Task prompt
Which lines hold the word "JSON"? Copy each of them.

__________

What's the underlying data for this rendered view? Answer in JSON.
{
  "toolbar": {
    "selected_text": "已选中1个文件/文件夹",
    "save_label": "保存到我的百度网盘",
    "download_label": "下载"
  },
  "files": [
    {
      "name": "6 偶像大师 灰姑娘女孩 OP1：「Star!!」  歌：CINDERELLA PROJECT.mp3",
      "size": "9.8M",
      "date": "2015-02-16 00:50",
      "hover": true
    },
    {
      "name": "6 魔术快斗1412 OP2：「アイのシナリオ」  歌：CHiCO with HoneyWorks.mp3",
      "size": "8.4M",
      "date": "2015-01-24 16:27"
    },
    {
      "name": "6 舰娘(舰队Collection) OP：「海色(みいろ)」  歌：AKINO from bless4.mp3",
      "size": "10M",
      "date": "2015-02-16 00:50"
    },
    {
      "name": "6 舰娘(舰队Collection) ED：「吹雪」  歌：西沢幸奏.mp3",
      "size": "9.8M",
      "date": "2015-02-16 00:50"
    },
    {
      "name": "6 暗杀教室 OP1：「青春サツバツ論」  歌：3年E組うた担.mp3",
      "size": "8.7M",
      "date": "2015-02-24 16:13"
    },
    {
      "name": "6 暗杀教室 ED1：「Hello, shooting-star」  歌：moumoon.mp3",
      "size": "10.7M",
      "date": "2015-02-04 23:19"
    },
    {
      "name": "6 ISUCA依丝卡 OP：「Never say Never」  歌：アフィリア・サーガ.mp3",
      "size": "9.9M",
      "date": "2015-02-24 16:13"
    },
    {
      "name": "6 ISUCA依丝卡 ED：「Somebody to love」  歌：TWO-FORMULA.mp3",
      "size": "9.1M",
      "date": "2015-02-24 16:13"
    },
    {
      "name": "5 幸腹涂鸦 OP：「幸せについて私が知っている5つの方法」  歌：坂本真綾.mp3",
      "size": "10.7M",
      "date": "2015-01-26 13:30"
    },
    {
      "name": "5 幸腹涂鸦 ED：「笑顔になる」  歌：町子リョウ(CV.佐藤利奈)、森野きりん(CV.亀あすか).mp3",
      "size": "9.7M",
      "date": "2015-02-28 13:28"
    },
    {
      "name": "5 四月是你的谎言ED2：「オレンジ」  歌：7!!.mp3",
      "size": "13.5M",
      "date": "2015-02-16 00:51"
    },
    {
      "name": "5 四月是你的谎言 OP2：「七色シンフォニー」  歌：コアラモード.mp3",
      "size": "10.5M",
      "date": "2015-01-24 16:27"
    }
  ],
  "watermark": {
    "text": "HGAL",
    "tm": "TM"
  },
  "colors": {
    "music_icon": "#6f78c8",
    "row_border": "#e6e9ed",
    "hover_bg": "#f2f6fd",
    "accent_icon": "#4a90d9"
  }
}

__________

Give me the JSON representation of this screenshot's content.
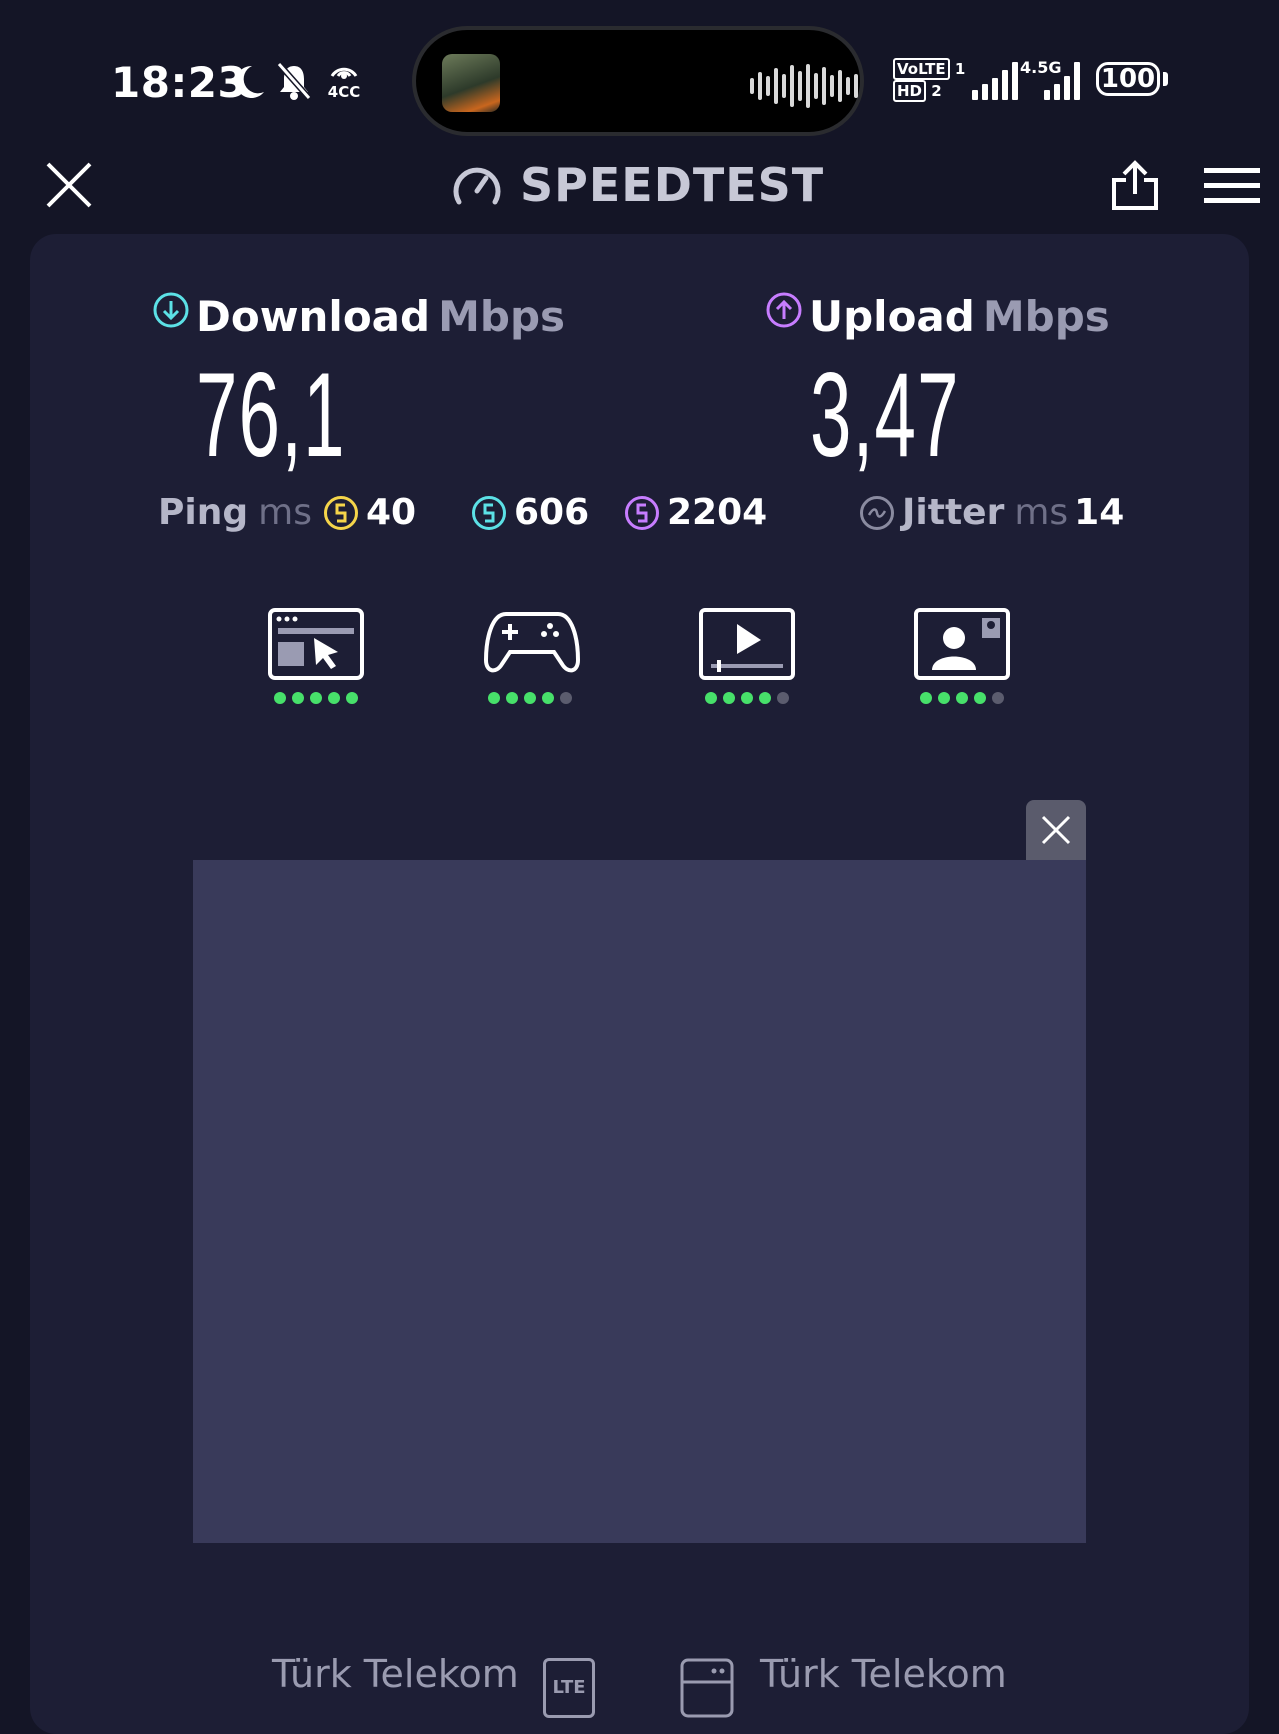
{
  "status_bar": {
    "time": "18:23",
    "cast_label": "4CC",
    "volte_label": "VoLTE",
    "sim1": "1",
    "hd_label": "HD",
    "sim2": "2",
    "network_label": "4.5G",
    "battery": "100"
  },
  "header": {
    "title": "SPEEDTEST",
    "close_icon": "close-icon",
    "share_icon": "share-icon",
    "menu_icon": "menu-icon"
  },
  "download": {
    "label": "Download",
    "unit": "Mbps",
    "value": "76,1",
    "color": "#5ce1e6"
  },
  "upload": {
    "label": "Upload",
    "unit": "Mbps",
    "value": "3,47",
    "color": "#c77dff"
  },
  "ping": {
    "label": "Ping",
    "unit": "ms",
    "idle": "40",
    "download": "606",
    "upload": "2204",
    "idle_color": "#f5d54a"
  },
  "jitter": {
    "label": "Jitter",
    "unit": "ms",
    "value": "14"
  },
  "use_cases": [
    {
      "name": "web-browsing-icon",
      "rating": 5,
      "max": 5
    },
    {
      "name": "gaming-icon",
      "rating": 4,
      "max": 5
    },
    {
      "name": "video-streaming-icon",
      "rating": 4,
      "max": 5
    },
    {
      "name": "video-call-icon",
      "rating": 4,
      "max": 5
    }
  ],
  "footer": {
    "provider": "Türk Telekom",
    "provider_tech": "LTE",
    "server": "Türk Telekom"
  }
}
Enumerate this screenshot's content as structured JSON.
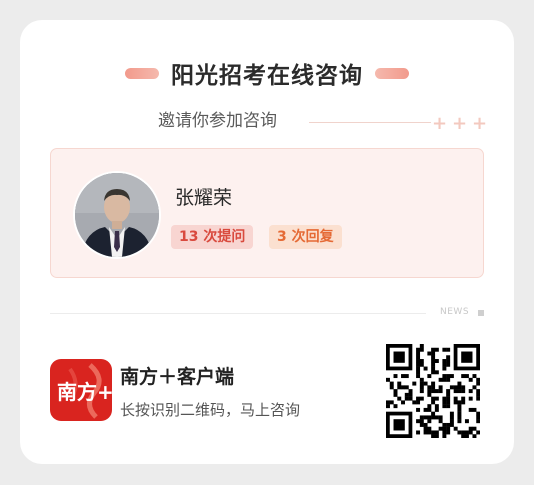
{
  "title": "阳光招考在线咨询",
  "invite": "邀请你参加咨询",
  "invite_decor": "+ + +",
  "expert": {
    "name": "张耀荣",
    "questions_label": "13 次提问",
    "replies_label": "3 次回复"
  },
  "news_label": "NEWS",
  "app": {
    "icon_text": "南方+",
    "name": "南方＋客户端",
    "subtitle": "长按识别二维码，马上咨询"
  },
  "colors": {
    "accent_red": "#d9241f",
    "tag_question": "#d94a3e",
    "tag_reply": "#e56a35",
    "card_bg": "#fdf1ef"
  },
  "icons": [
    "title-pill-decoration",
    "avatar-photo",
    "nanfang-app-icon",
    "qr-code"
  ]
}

__________

The solution
What's the underlying data for this rendered view? Answer in JSON.
Give me the JSON representation of this screenshot's content.
Enumerate this screenshot's content as structured JSON.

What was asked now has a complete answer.